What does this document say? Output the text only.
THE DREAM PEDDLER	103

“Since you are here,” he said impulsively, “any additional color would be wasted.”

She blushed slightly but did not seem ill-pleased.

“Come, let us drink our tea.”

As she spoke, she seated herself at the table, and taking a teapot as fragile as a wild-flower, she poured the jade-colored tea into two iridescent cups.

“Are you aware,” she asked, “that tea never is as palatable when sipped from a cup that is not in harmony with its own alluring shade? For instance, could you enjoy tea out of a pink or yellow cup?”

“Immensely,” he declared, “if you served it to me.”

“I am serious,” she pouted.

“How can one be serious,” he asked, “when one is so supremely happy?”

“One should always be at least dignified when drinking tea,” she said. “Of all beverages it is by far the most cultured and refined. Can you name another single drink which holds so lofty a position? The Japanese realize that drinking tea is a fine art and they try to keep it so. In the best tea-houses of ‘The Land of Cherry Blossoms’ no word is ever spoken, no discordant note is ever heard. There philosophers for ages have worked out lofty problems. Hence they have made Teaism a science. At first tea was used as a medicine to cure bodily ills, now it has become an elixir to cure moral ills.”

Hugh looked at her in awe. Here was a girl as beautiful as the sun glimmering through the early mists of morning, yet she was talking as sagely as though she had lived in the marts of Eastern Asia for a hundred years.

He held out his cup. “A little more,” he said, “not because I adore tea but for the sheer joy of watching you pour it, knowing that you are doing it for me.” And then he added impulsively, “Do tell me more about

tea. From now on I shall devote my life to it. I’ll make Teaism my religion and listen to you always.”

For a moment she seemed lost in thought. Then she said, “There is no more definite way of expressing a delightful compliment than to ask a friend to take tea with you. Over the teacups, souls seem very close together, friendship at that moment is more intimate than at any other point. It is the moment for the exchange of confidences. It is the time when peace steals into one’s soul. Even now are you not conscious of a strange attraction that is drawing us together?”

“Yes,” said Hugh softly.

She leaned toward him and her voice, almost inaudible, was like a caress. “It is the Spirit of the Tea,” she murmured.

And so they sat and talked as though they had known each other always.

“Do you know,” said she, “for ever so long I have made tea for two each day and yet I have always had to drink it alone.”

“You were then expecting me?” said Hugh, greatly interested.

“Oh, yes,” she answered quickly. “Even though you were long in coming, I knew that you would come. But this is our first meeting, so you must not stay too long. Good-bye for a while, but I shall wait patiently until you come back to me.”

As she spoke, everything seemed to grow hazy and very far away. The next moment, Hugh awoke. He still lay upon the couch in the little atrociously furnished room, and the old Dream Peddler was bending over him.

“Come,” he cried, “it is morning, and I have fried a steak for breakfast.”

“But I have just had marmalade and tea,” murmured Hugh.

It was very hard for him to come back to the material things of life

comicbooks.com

AIM: Type out the whole listing above again, exactly as it stands.

COMPLETE ANSWER:
What does this document say? Output the text only.
THE DREAM PEDDLER	103

“Since you are here,” he said impulsively, “any additional color would be wasted.”

She blushed slightly but did not seem ill-pleased.

“Come, let us drink our tea.”

As she spoke, she seated herself at the table, and taking a teapot as fragile as a wild-flower, she poured the jade-colored tea into two iridescent cups.

“Are you aware,” she asked, “that tea never is as palatable when sipped from a cup that is not in harmony with its own alluring shade? For instance, could you enjoy tea out of a pink or yellow cup?”

“Immensely,” he declared, “if you served it to me.”

“I am serious,” she pouted.

“How can one be serious,” he asked, “when one is so supremely happy?”

“One should always be at least dignified when drinking tea,” she said. “Of all beverages it is by far the most cultured and refined. Can you name another single drink which holds so lofty a position? The Japanese realize that drinking tea is a fine art and they try to keep it so. In the best tea-houses of ‘The Land of Cherry Blossoms’ no word is ever spoken, no discordant note is ever heard. There philosophers for ages have worked out lofty problems. Hence they have made Teaism a science. At first tea was used as a medicine to cure bodily ills, now it has become an elixir to cure moral ills.”

Hugh looked at her in awe. Here was a girl as beautiful as the sun glimmering through the early mists of morning, yet she was talking as sagely as though she had lived in the marts of Eastern Asia for a hundred years.

He held out his cup. “A little more,” he said, “not because I adore tea but for the sheer joy of watching you pour it, knowing that you are doing it for me.” And then he added impulsively, “Do tell me more about

tea. From now on I shall devote my life to it. I’ll make Teaism my religion and listen to you always.”

For a moment she seemed lost in thought. Then she said, “There is no more definite way of expressing a delightful compliment than to ask a friend to take tea with you. Over the teacups, souls seem very close together, friendship at that moment is more intimate than at any other point. It is the moment for the exchange of confidences. It is the time when peace steals into one’s soul. Even now are you not conscious of a strange attraction that is drawing us together?”

“Yes,” said Hugh softly.

She leaned toward him and her voice, almost inaudible, was like a caress. “It is the Spirit of the Tea,” she murmured.

And so they sat and talked as though they had known each other always.

“Do you know,” said she, “for ever so long I have made tea for two each day and yet I have always had to drink it alone.”

“You were then expecting me?” said Hugh, greatly interested.

“Oh, yes,” she answered quickly. “Even though you were long in coming, I knew that you would come. But this is our first meeting, so you must not stay too long. Good-bye for a while, but I shall wait patiently until you come back to me.”

As she spoke, everything seemed to grow hazy and very far away. The next moment, Hugh awoke. He still lay upon the couch in the little atrociously furnished room, and the old Dream Peddler was bending over him.

“Come,” he cried, “it is morning, and I have fried a steak for breakfast.”

“But I have just had marmalade and tea,” murmured Hugh.

It was very hard for him to come back to the material things of life

comicbooks.com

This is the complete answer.